--- BEGIN Material provided ---
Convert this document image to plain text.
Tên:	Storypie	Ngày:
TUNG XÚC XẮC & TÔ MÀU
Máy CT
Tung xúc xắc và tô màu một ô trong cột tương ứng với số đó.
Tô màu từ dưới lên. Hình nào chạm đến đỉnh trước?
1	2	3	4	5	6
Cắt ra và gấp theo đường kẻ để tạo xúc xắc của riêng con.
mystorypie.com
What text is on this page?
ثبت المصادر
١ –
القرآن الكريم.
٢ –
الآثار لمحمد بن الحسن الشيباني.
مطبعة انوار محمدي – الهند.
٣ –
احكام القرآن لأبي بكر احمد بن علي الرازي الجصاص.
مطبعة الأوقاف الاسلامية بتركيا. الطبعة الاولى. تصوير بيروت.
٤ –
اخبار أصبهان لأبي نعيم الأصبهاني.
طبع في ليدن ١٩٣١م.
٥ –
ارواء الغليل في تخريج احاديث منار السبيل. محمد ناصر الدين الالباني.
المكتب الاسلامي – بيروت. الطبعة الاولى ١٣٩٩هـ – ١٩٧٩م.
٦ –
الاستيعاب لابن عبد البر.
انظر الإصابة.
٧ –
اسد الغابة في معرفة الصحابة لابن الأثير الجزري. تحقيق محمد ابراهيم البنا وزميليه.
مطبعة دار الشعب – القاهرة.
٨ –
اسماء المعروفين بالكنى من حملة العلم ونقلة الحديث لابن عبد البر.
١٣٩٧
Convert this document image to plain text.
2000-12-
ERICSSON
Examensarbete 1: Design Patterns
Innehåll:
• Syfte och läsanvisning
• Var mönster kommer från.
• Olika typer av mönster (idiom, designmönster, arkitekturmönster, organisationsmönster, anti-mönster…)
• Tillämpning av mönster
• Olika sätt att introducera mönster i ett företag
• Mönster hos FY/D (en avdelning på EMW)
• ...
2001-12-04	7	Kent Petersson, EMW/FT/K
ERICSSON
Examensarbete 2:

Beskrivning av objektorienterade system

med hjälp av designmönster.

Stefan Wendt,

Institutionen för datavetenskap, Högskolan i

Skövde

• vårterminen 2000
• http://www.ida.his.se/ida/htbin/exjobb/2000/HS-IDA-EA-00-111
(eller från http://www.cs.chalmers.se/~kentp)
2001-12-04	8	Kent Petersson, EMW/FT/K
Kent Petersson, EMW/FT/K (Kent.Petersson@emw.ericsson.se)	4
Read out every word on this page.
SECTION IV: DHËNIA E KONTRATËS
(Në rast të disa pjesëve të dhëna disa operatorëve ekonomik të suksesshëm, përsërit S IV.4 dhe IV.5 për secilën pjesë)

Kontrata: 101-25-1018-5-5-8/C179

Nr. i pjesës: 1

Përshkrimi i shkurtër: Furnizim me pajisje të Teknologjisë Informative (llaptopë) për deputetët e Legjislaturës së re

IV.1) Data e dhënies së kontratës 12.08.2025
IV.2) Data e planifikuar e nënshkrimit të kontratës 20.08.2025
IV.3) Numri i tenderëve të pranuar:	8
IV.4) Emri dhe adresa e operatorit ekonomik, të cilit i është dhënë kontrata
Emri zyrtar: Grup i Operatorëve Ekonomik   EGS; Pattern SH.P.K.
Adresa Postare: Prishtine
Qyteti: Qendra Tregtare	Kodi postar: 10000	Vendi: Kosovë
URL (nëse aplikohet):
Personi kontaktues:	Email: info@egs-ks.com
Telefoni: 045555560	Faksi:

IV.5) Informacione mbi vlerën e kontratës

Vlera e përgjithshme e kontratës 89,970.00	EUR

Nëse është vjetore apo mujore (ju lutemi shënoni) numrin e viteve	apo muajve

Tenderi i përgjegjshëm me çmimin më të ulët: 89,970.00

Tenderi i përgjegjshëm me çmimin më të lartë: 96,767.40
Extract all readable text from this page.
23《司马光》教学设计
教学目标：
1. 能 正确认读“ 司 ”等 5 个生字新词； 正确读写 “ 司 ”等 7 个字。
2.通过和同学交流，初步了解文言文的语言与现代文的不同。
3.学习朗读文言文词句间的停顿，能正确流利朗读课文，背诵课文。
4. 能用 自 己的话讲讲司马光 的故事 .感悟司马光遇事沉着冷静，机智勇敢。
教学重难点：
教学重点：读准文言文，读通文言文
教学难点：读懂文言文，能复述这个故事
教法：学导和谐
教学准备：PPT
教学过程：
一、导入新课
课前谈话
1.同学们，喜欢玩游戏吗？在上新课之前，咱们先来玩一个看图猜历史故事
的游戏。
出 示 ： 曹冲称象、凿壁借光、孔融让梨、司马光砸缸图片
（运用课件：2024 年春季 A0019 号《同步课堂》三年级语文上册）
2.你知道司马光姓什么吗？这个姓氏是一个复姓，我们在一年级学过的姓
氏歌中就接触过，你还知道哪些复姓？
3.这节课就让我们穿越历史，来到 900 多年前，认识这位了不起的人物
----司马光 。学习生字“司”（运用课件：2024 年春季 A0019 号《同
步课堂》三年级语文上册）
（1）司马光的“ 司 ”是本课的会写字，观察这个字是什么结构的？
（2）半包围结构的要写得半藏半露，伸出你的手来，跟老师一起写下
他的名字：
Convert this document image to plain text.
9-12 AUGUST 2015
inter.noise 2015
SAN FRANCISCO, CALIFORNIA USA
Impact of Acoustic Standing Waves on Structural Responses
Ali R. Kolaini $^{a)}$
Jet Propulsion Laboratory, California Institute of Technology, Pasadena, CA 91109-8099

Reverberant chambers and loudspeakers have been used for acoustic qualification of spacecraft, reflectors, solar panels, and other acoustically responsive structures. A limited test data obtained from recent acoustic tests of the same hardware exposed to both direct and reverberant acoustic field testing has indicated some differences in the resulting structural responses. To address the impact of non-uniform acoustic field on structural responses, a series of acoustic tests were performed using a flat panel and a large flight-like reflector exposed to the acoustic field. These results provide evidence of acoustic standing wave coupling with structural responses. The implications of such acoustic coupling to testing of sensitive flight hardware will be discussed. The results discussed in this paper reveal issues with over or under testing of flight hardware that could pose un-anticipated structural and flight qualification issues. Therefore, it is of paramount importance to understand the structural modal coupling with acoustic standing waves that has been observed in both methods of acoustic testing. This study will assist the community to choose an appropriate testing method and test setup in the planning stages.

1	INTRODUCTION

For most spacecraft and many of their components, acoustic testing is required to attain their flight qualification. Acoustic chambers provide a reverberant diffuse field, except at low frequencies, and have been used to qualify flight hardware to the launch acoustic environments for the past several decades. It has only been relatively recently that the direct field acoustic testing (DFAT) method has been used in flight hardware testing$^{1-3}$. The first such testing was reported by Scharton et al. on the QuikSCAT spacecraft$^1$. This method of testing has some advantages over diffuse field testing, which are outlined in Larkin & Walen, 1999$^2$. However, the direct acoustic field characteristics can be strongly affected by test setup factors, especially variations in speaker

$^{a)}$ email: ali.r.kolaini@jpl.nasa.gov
--- END Material provided ---
* [Aim]:
Retype the material in full, character for character.

* [Exercise output]:
Convert this document image to plain text.
Tên:	Storypie	Ngày:
TUNG XÚC XẮC & TÔ MÀU
Máy CT
Tung xúc xắc và tô màu một ô trong cột tương ứng với số đó.
Tô màu từ dưới lên. Hình nào chạm đến đỉnh trước?
1	2	3	4	5	6
Cắt ra và gấp theo đường kẻ để tạo xúc xắc của riêng con.
mystorypie.com
What text is on this page?
ثبت المصادر
١ –
القرآن الكريم.
٢ –
الآثار لمحمد بن الحسن الشيباني.
مطبعة انوار محمدي – الهند.
٣ –
احكام القرآن لأبي بكر احمد بن علي الرازي الجصاص.
مطبعة الأوقاف الاسلامية بتركيا. الطبعة الاولى. تصوير بيروت.
٤ –
اخبار أصبهان لأبي نعيم الأصبهاني.
طبع في ليدن ١٩٣١م.
٥ –
ارواء الغليل في تخريج احاديث منار السبيل. محمد ناصر الدين الالباني.
المكتب الاسلامي – بيروت. الطبعة الاولى ١٣٩٩هـ – ١٩٧٩م.
٦ –
الاستيعاب لابن عبد البر.
انظر الإصابة.
٧ –
اسد الغابة في معرفة الصحابة لابن الأثير الجزري. تحقيق محمد ابراهيم البنا وزميليه.
مطبعة دار الشعب – القاهرة.
٨ –
اسماء المعروفين بالكنى من حملة العلم ونقلة الحديث لابن عبد البر.
١٣٩٧
Convert this document image to plain text.
2000-12-
ERICSSON
Examensarbete 1: Design Patterns
Innehåll:
• Syfte och läsanvisning
• Var mönster kommer från.
• Olika typer av mönster (idiom, designmönster, arkitekturmönster, organisationsmönster, anti-mönster…)
• Tillämpning av mönster
• Olika sätt att introducera mönster i ett företag
• Mönster hos FY/D (en avdelning på EMW)
• ...
2001-12-04	7	Kent Petersson, EMW/FT/K
ERICSSON
Examensarbete 2:

Beskrivning av objektorienterade system

med hjälp av designmönster.

Stefan Wendt,

Institutionen för datavetenskap, Högskolan i

Skövde

• vårterminen 2000
• http://www.ida.his.se/ida/htbin/exjobb/2000/HS-IDA-EA-00-111
(eller från http://www.cs.chalmers.se/~kentp)
2001-12-04	8	Kent Petersson, EMW/FT/K
Kent Petersson, EMW/FT/K (Kent.Petersson@emw.ericsson.se)	4
Read out every word on this page.
SECTION IV: DHËNIA E KONTRATËS
(Në rast të disa pjesëve të dhëna disa operatorëve ekonomik të suksesshëm, përsërit S IV.4 dhe IV.5 për secilën pjesë)

Kontrata: 101-25-1018-5-5-8/C179

Nr. i pjesës: 1

Përshkrimi i shkurtër: Furnizim me pajisje të Teknologjisë Informative (llaptopë) për deputetët e Legjislaturës së re

IV.1) Data e dhënies së kontratës 12.08.2025
IV.2) Data e planifikuar e nënshkrimit të kontratës 20.08.2025
IV.3) Numri i tenderëve të pranuar:	8
IV.4) Emri dhe adresa e operatorit ekonomik, të cilit i është dhënë kontrata
Emri zyrtar: Grup i Operatorëve Ekonomik   EGS; Pattern SH.P.K.
Adresa Postare: Prishtine
Qyteti: Qendra Tregtare	Kodi postar: 10000	Vendi: Kosovë
URL (nëse aplikohet):
Personi kontaktues:	Email: info@egs-ks.com
Telefoni: 045555560	Faksi:

IV.5) Informacione mbi vlerën e kontratës

Vlera e përgjithshme e kontratës 89,970.00	EUR

Nëse është vjetore apo mujore (ju lutemi shënoni) numrin e viteve	apo muajve

Tenderi i përgjegjshëm me çmimin më të ulët: 89,970.00

Tenderi i përgjegjshëm me çmimin më të lartë: 96,767.40
Extract all readable text from this page.
23《司马光》教学设计
教学目标：
1. 能 正确认读“ 司 ”等 5 个生字新词； 正确读写 “ 司 ”等 7 个字。
2.通过和同学交流，初步了解文言文的语言与现代文的不同。
3.学习朗读文言文词句间的停顿，能正确流利朗读课文，背诵课文。
4. 能用 自 己的话讲讲司马光 的故事 .感悟司马光遇事沉着冷静，机智勇敢。
教学重难点：
教学重点：读准文言文，读通文言文
教学难点：读懂文言文，能复述这个故事
教法：学导和谐
教学准备：PPT
教学过程：
一、导入新课
课前谈话
1.同学们，喜欢玩游戏吗？在上新课之前，咱们先来玩一个看图猜历史故事
的游戏。
出 示 ： 曹冲称象、凿壁借光、孔融让梨、司马光砸缸图片
（运用课件：2024 年春季 A0019 号《同步课堂》三年级语文上册）
2.你知道司马光姓什么吗？这个姓氏是一个复姓，我们在一年级学过的姓
氏歌中就接触过，你还知道哪些复姓？
3.这节课就让我们穿越历史，来到 900 多年前，认识这位了不起的人物
----司马光 。学习生字“司”（运用课件：2024 年春季 A0019 号《同
步课堂》三年级语文上册）
（1）司马光的“ 司 ”是本课的会写字，观察这个字是什么结构的？
（2）半包围结构的要写得半藏半露，伸出你的手来，跟老师一起写下
他的名字：
Convert this document image to plain text.
9-12 AUGUST 2015
inter.noise 2015
SAN FRANCISCO, CALIFORNIA USA
Impact of Acoustic Standing Waves on Structural Responses
Ali R. Kolaini $^{a)}$
Jet Propulsion Laboratory, California Institute of Technology, Pasadena, CA 91109-8099

Reverberant chambers and loudspeakers have been used for acoustic qualification of spacecraft, reflectors, solar panels, and other acoustically responsive structures. A limited test data obtained from recent acoustic tests of the same hardware exposed to both direct and reverberant acoustic field testing has indicated some differences in the resulting structural responses. To address the impact of non-uniform acoustic field on structural responses, a series of acoustic tests were performed using a flat panel and a large flight-like reflector exposed to the acoustic field. These results provide evidence of acoustic standing wave coupling with structural responses. The implications of such acoustic coupling to testing of sensitive flight hardware will be discussed. The results discussed in this paper reveal issues with over or under testing of flight hardware that could pose un-anticipated structural and flight qualification issues. Therefore, it is of paramount importance to understand the structural modal coupling with acoustic standing waves that has been observed in both methods of acoustic testing. This study will assist the community to choose an appropriate testing method and test setup in the planning stages.

1	INTRODUCTION

For most spacecraft and many of their components, acoustic testing is required to attain their flight qualification. Acoustic chambers provide a reverberant diffuse field, except at low frequencies, and have been used to qualify flight hardware to the launch acoustic environments for the past several decades. It has only been relatively recently that the direct field acoustic testing (DFAT) method has been used in flight hardware testing$^{1-3}$. The first such testing was reported by Scharton et al. on the QuikSCAT spacecraft$^1$. This method of testing has some advantages over diffuse field testing, which are outlined in Larkin & Walen, 1999$^2$. However, the direct acoustic field characteristics can be strongly affected by test setup factors, especially variations in speaker

$^{a)}$ email: ali.r.kolaini@jpl.nasa.gov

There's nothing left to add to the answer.